What you are asked to do
Drop the images; return everything else in the listing below exactly.

[Some records]

===============

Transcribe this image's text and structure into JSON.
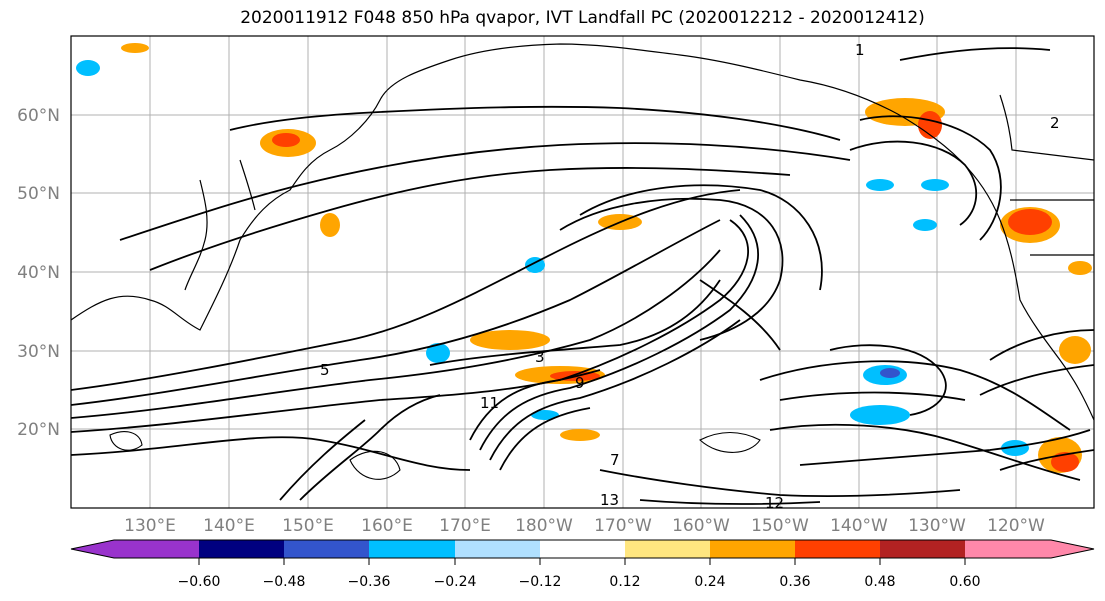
{
  "title": "2020011912 F048 850 hPa qvapor, IVT Landfall PC (2020012212 - 2020012412)",
  "map": {
    "lat_labels": [
      "60°N",
      "50°N",
      "40°N",
      "30°N",
      "20°N"
    ],
    "lon_labels": [
      "130°E",
      "140°E",
      "150°E",
      "160°E",
      "170°E",
      "180°W",
      "170°W",
      "160°W",
      "150°W",
      "140°W",
      "130°W",
      "120°W"
    ],
    "contour_labels": [
      "1",
      "2",
      "3",
      "5",
      "7",
      "9",
      "11",
      "12",
      "13"
    ]
  },
  "colorbar": {
    "tick_labels": [
      "−0.60",
      "−0.48",
      "−0.36",
      "−0.24",
      "−0.12",
      "0.12",
      "0.24",
      "0.36",
      "0.48",
      "0.60"
    ],
    "colors": [
      "#9933cc",
      "#000080",
      "#3355cc",
      "#00bfff",
      "#b0e0ff",
      "#ffffff",
      "#ffe680",
      "#ffa500",
      "#ff4000",
      "#b22222",
      "#ff88aa"
    ]
  }
}
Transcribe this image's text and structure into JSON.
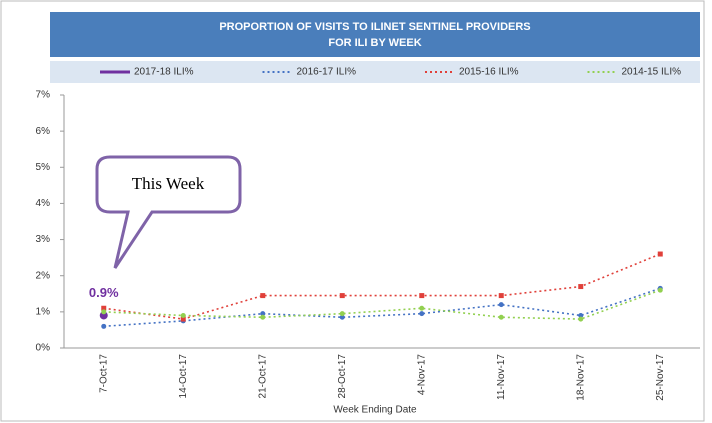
{
  "chart_data": {
    "type": "line",
    "title": [
      "PROPORTION OF VISITS TO ILINET SENTINEL PROVIDERS",
      "FOR ILI BY WEEK"
    ],
    "xlabel": "Week Ending Date",
    "annotation": "This Week",
    "categories": [
      "7-Oct-17",
      "14-Oct-17",
      "21-Oct-17",
      "28-Oct-17",
      "4-Nov-17",
      "11-Nov-17",
      "18-Nov-17",
      "25-Nov-17"
    ],
    "series": [
      {
        "name": "2017-18 ILI%",
        "color": "#7030a0",
        "dash": "solid",
        "values": [
          0.9,
          null,
          null,
          null,
          null,
          null,
          null,
          null
        ],
        "value_labels": [
          "0.9%",
          null,
          null,
          null,
          null,
          null,
          null,
          null
        ]
      },
      {
        "name": "2016-17 ILI%",
        "color": "#4472c4",
        "dash": "dotted",
        "values": [
          0.6,
          0.75,
          0.95,
          0.85,
          0.95,
          1.2,
          0.9,
          1.65
        ]
      },
      {
        "name": "2015-16 ILI%",
        "color": "#e0403a",
        "dash": "dotted",
        "values": [
          1.1,
          0.8,
          1.45,
          1.45,
          1.45,
          1.45,
          1.7,
          2.6
        ]
      },
      {
        "name": "2014-15 ILI%",
        "color": "#92d050",
        "dash": "dotted",
        "values": [
          1.0,
          0.9,
          0.85,
          0.95,
          1.1,
          0.85,
          0.8,
          1.6
        ]
      }
    ],
    "ylim": [
      0,
      7
    ],
    "yticks": [
      {
        "value": 0,
        "label": "0%"
      },
      {
        "value": 1,
        "label": "1%"
      },
      {
        "value": 2,
        "label": "2%"
      },
      {
        "value": 3,
        "label": "3%"
      },
      {
        "value": 4,
        "label": "4%"
      },
      {
        "value": 5,
        "label": "5%"
      },
      {
        "value": 6,
        "label": "6%"
      },
      {
        "value": 7,
        "label": "7%"
      }
    ],
    "grid": false
  }
}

===============

Response for this exercise
Transcribe this image's text and structure into JSON.
{
  "title": "2020011912 F048 850 hPa qvapor, IVT Landfall PC (2020012212 - 2020012412)",
  "map": {
    "lat_labels": [
      "60°N",
      "50°N",
      "40°N",
      "30°N",
      "20°N"
    ],
    "lon_labels": [
      "130°E",
      "140°E",
      "150°E",
      "160°E",
      "170°E",
      "180°W",
      "170°W",
      "160°W",
      "150°W",
      "140°W",
      "130°W",
      "120°W"
    ],
    "contour_labels": [
      "1",
      "2",
      "3",
      "5",
      "7",
      "9",
      "11",
      "12",
      "13"
    ]
  },
  "colorbar": {
    "tick_labels": [
      "−0.60",
      "−0.48",
      "−0.36",
      "−0.24",
      "−0.12",
      "0.12",
      "0.24",
      "0.36",
      "0.48",
      "0.60"
    ],
    "colors": [
      "#9933cc",
      "#000080",
      "#3355cc",
      "#00bfff",
      "#b0e0ff",
      "#ffffff",
      "#ffe680",
      "#ffa500",
      "#ff4000",
      "#b22222",
      "#ff88aa"
    ]
  }
}
Transcribe this image's text and structure into JSON.
{
  "chart_data": {
    "type": "line",
    "title": [
      "PROPORTION OF VISITS TO ILINET SENTINEL PROVIDERS",
      "FOR ILI BY WEEK"
    ],
    "xlabel": "Week Ending Date",
    "annotation": "This Week",
    "categories": [
      "7-Oct-17",
      "14-Oct-17",
      "21-Oct-17",
      "28-Oct-17",
      "4-Nov-17",
      "11-Nov-17",
      "18-Nov-17",
      "25-Nov-17"
    ],
    "series": [
      {
        "name": "2017-18 ILI%",
        "color": "#7030a0",
        "dash": "solid",
        "values": [
          0.9,
          null,
          null,
          null,
          null,
          null,
          null,
          null
        ],
        "value_labels": [
          "0.9%",
          null,
          null,
          null,
          null,
          null,
          null,
          null
        ]
      },
      {
        "name": "2016-17 ILI%",
        "color": "#4472c4",
        "dash": "dotted",
        "values": [
          0.6,
          0.75,
          0.95,
          0.85,
          0.95,
          1.2,
          0.9,
          1.65
        ]
      },
      {
        "name": "2015-16 ILI%",
        "color": "#e0403a",
        "dash": "dotted",
        "values": [
          1.1,
          0.8,
          1.45,
          1.45,
          1.45,
          1.45,
          1.7,
          2.6
        ]
      },
      {
        "name": "2014-15 ILI%",
        "color": "#92d050",
        "dash": "dotted",
        "values": [
          1.0,
          0.9,
          0.85,
          0.95,
          1.1,
          0.85,
          0.8,
          1.6
        ]
      }
    ],
    "ylim": [
      0,
      7
    ],
    "yticks": [
      {
        "value": 0,
        "label": "0%"
      },
      {
        "value": 1,
        "label": "1%"
      },
      {
        "value": 2,
        "label": "2%"
      },
      {
        "value": 3,
        "label": "3%"
      },
      {
        "value": 4,
        "label": "4%"
      },
      {
        "value": 5,
        "label": "5%"
      },
      {
        "value": 6,
        "label": "6%"
      },
      {
        "value": 7,
        "label": "7%"
      }
    ],
    "grid": false
  }
}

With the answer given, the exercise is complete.